EXERCISE DESCRIPTION: Transcribe all the entries word for word, skipping the pictures.

· · · · ·

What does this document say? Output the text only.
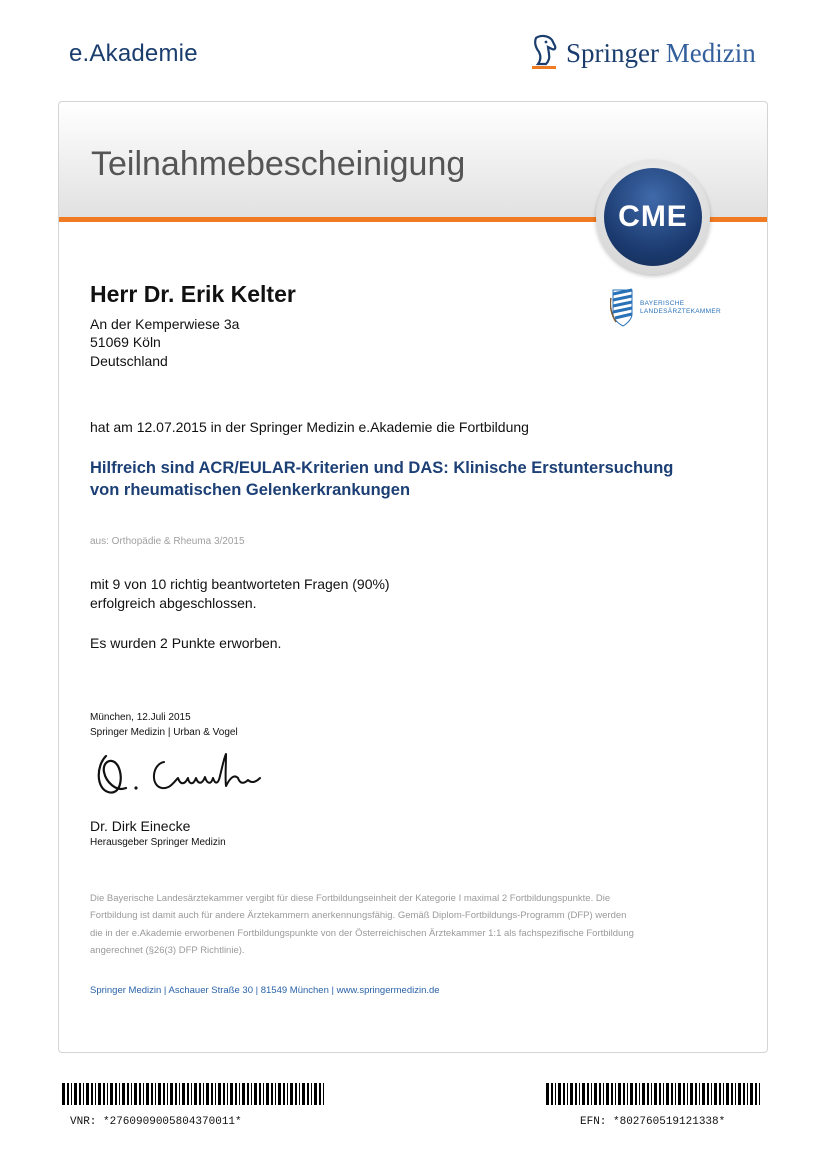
e.Akademie	Springer Medizin
Teilnahmebescheinigung
CME
BAYERISCHE
LANDESÄRZTEKAMMER
Herr Dr. Erik Kelter
An der Kemperwiese 3a
51069 Köln
Deutschland
hat am 12.07.2015 in der Springer Medizin e.Akademie die Fortbildung
Hilfreich sind ACR/EULAR-Kriterien und DAS: Klinische Erstuntersuchung
von rheumatischen Gelenkerkrankungen
aus: Orthopädie & Rheuma 3/2015
mit 9 von 10 richtig beantworteten Fragen (90%)
erfolgreich abgeschlossen.
Es wurden 2 Punkte erworben.
München, 12.Juli 2015
Springer Medizin | Urban & Vogel
Dr. Dirk Einecke
Herausgeber Springer Medizin
Die Bayerische Landesärztekammer vergibt für diese Fortbildungseinheit der Kategorie I maximal 2 Fortbildungspunkte. Die
Fortbildung ist damit auch für andere Ärztekammern anerkennungsfähig. Gemäß Diplom-Fortbildungs-Programm (DFP) werden
die in der e.Akademie erworbenen Fortbildungspunkte von der Österreichischen Ärztekammer 1:1 als fachspezifische Fortbildung
angerechnet (§26(3) DFP Richtlinie).
Springer Medizin | Aschauer Straße 30 | 81549 München | www.springermedizin.de
VNR: *2760909005804370011*	EFN: *802760519121338*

· · · · ·

ANSWER TO THE TASK:
What does this document say? Output the text only.
e.Akademie	Springer Medizin
Teilnahmebescheinigung
CME
BAYERISCHE
LANDESÄRZTEKAMMER
Herr Dr. Erik Kelter
An der Kemperwiese 3a
51069 Köln
Deutschland
hat am 12.07.2015 in der Springer Medizin e.Akademie die Fortbildung
Hilfreich sind ACR/EULAR-Kriterien und DAS: Klinische Erstuntersuchung
von rheumatischen Gelenkerkrankungen
aus: Orthopädie & Rheuma 3/2015
mit 9 von 10 richtig beantworteten Fragen (90%)
erfolgreich abgeschlossen.
Es wurden 2 Punkte erworben.
München, 12.Juli 2015
Springer Medizin | Urban & Vogel
Dr. Dirk Einecke
Herausgeber Springer Medizin
Die Bayerische Landesärztekammer vergibt für diese Fortbildungseinheit der Kategorie I maximal 2 Fortbildungspunkte. Die
Fortbildung ist damit auch für andere Ärztekammern anerkennungsfähig. Gemäß Diplom-Fortbildungs-Programm (DFP) werden
die in der e.Akademie erworbenen Fortbildungspunkte von der Österreichischen Ärztekammer 1:1 als fachspezifische Fortbildung
angerechnet (§26(3) DFP Richtlinie).
Springer Medizin | Aschauer Straße 30 | 81549 München | www.springermedizin.de
VNR: *2760909005804370011*	EFN: *802760519121338*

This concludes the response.